**Aim:** Copy every line of the material below word for word.

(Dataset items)
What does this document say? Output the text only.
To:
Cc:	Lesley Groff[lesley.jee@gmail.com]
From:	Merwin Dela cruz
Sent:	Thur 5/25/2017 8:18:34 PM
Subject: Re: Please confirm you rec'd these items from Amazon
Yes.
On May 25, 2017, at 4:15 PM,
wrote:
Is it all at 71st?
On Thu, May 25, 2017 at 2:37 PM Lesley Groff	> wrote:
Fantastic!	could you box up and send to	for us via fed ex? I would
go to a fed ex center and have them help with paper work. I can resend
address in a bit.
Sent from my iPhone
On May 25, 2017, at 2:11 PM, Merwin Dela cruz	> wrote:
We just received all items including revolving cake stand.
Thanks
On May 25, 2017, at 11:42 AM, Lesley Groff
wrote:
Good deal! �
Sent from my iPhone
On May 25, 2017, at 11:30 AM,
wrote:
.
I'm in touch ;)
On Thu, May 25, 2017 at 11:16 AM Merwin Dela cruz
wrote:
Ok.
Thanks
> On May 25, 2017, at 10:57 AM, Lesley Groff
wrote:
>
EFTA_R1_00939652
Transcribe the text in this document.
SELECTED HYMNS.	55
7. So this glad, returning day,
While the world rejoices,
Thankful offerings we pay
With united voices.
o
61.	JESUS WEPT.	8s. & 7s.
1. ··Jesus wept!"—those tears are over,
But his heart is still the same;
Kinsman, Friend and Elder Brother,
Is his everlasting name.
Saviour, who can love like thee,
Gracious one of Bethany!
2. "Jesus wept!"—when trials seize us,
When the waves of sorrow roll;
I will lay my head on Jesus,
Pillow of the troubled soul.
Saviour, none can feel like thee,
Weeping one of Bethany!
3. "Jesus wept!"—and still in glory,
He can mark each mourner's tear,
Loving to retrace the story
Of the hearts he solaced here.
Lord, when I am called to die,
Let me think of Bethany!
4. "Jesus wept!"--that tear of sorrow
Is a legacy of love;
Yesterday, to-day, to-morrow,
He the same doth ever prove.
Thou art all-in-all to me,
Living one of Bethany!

**Result:**
What does this document say? Output the text only.
To:
Cc:	Lesley Groff[lesley.jee@gmail.com]
From:	Merwin Dela cruz
Sent:	Thur 5/25/2017 8:18:34 PM
Subject: Re: Please confirm you rec'd these items from Amazon
Yes.
On May 25, 2017, at 4:15 PM,
wrote:
Is it all at 71st?
On Thu, May 25, 2017 at 2:37 PM Lesley Groff	> wrote:
Fantastic!	could you box up and send to	for us via fed ex? I would
go to a fed ex center and have them help with paper work. I can resend
address in a bit.
Sent from my iPhone
On May 25, 2017, at 2:11 PM, Merwin Dela cruz	> wrote:
We just received all items including revolving cake stand.
Thanks
On May 25, 2017, at 11:42 AM, Lesley Groff
wrote:
Good deal! �
Sent from my iPhone
On May 25, 2017, at 11:30 AM,
wrote:
.
I'm in touch ;)
On Thu, May 25, 2017 at 11:16 AM Merwin Dela cruz
wrote:
Ok.
Thanks
> On May 25, 2017, at 10:57 AM, Lesley Groff
wrote:
>
EFTA_R1_00939652
Transcribe the text in this document.
SELECTED HYMNS.	55
7. So this glad, returning day,
While the world rejoices,
Thankful offerings we pay
With united voices.
o
61.	JESUS WEPT.	8s. & 7s.
1. ··Jesus wept!"—those tears are over,
But his heart is still the same;
Kinsman, Friend and Elder Brother,
Is his everlasting name.
Saviour, who can love like thee,
Gracious one of Bethany!
2. "Jesus wept!"—when trials seize us,
When the waves of sorrow roll;
I will lay my head on Jesus,
Pillow of the troubled soul.
Saviour, none can feel like thee,
Weeping one of Bethany!
3. "Jesus wept!"—and still in glory,
He can mark each mourner's tear,
Loving to retrace the story
Of the hearts he solaced here.
Lord, when I am called to die,
Let me think of Bethany!
4. "Jesus wept!"--that tear of sorrow
Is a legacy of love;
Yesterday, to-day, to-morrow,
He the same doth ever prove.
Thou art all-in-all to me,
Living one of Bethany!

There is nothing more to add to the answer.